# Your objective
Output every entry exactly as given.
━━━━━ Source material
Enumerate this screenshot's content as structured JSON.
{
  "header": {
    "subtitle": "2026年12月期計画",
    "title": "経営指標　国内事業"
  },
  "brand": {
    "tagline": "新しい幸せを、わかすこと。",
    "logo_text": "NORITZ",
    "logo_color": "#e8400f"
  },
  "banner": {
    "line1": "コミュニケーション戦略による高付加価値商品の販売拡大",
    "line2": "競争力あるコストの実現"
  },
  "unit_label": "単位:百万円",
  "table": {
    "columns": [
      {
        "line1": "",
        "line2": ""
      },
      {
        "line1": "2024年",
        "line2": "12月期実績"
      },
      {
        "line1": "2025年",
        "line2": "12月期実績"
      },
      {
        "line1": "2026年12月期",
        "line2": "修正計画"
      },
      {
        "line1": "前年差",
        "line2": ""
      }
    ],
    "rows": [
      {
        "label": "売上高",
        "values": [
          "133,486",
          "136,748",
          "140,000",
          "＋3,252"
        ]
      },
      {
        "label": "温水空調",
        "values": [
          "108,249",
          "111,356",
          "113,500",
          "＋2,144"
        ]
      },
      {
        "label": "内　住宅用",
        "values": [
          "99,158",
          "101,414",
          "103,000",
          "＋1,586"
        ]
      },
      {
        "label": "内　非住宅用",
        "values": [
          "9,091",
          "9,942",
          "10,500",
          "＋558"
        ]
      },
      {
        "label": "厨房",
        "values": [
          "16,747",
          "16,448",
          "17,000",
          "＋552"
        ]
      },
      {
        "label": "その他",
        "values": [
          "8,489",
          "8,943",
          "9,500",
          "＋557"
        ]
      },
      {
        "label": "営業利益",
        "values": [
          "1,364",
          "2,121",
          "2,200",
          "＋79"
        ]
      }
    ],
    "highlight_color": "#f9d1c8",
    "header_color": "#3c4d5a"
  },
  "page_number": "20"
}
━━━━━━━━━━
# The completed task
Enumerate this screenshot's content as structured JSON.
{
  "header": {
    "subtitle": "2026年12月期計画",
    "title": "経営指標　国内事業"
  },
  "brand": {
    "tagline": "新しい幸せを、わかすこと。",
    "logo_text": "NORITZ",
    "logo_color": "#e8400f"
  },
  "banner": {
    "line1": "コミュニケーション戦略による高付加価値商品の販売拡大",
    "line2": "競争力あるコストの実現"
  },
  "unit_label": "単位:百万円",
  "table": {
    "columns": [
      {
        "line1": "",
        "line2": ""
      },
      {
        "line1": "2024年",
        "line2": "12月期実績"
      },
      {
        "line1": "2025年",
        "line2": "12月期実績"
      },
      {
        "line1": "2026年12月期",
        "line2": "修正計画"
      },
      {
        "line1": "前年差",
        "line2": ""
      }
    ],
    "rows": [
      {
        "label": "売上高",
        "values": [
          "133,486",
          "136,748",
          "140,000",
          "＋3,252"
        ]
      },
      {
        "label": "温水空調",
        "values": [
          "108,249",
          "111,356",
          "113,500",
          "＋2,144"
        ]
      },
      {
        "label": "内　住宅用",
        "values": [
          "99,158",
          "101,414",
          "103,000",
          "＋1,586"
        ]
      },
      {
        "label": "内　非住宅用",
        "values": [
          "9,091",
          "9,942",
          "10,500",
          "＋558"
        ]
      },
      {
        "label": "厨房",
        "values": [
          "16,747",
          "16,448",
          "17,000",
          "＋552"
        ]
      },
      {
        "label": "その他",
        "values": [
          "8,489",
          "8,943",
          "9,500",
          "＋557"
        ]
      },
      {
        "label": "営業利益",
        "values": [
          "1,364",
          "2,121",
          "2,200",
          "＋79"
        ]
      }
    ],
    "highlight_color": "#f9d1c8",
    "header_color": "#3c4d5a"
  },
  "page_number": "20"
}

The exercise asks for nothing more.